▶ Brief
Reproduce all of the data exactly, with no line skipped.

Raw records
## Begin

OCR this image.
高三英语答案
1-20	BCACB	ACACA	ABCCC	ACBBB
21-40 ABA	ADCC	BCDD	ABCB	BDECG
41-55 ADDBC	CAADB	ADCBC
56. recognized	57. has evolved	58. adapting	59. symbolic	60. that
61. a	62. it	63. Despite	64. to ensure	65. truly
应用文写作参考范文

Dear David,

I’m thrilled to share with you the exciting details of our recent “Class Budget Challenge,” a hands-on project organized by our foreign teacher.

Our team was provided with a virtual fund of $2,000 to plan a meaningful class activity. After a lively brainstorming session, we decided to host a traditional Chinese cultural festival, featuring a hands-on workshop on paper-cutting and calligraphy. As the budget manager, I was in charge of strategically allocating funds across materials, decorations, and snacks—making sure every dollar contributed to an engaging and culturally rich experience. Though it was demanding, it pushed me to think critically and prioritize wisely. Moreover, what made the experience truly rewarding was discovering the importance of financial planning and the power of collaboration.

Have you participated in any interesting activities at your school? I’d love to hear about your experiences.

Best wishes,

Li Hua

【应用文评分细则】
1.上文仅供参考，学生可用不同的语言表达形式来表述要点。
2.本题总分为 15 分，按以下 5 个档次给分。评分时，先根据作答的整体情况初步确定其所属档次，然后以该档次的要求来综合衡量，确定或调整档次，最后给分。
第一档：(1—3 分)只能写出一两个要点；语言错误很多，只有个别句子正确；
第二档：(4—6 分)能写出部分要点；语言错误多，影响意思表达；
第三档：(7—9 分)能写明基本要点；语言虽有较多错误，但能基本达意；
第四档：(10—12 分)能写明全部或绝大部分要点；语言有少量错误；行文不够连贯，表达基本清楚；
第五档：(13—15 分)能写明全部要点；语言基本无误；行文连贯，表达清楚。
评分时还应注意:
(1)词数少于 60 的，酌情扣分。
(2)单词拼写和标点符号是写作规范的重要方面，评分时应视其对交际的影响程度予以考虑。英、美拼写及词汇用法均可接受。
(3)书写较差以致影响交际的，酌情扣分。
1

## End

▶ Correct result
OCR this image.
高三英语答案
1-20	BCACB	ACACA	ABCCC	ACBBB
21-40 ABA	ADCC	BCDD	ABCB	BDECG
41-55 ADDBC	CAADB	ADCBC
56. recognized	57. has evolved	58. adapting	59. symbolic	60. that
61. a	62. it	63. Despite	64. to ensure	65. truly
应用文写作参考范文

Dear David,

I’m thrilled to share with you the exciting details of our recent “Class Budget Challenge,” a hands-on project organized by our foreign teacher.

Our team was provided with a virtual fund of $2,000 to plan a meaningful class activity. After a lively brainstorming session, we decided to host a traditional Chinese cultural festival, featuring a hands-on workshop on paper-cutting and calligraphy. As the budget manager, I was in charge of strategically allocating funds across materials, decorations, and snacks—making sure every dollar contributed to an engaging and culturally rich experience. Though it was demanding, it pushed me to think critically and prioritize wisely. Moreover, what made the experience truly rewarding was discovering the importance of financial planning and the power of collaboration.

Have you participated in any interesting activities at your school? I’d love to hear about your experiences.

Best wishes,

Li Hua

【应用文评分细则】
1.上文仅供参考，学生可用不同的语言表达形式来表述要点。
2.本题总分为 15 分，按以下 5 个档次给分。评分时，先根据作答的整体情况初步确定其所属档次，然后以该档次的要求来综合衡量，确定或调整档次，最后给分。
第一档：(1—3 分)只能写出一两个要点；语言错误很多，只有个别句子正确；
第二档：(4—6 分)能写出部分要点；语言错误多，影响意思表达；
第三档：(7—9 分)能写明基本要点；语言虽有较多错误，但能基本达意；
第四档：(10—12 分)能写明全部或绝大部分要点；语言有少量错误；行文不够连贯，表达基本清楚；
第五档：(13—15 分)能写明全部要点；语言基本无误；行文连贯，表达清楚。
评分时还应注意:
(1)词数少于 60 的，酌情扣分。
(2)单词拼写和标点符号是写作规范的重要方面，评分时应视其对交际的影响程度予以考虑。英、美拼写及词汇用法均可接受。
(3)书写较差以致影响交际的，酌情扣分。
1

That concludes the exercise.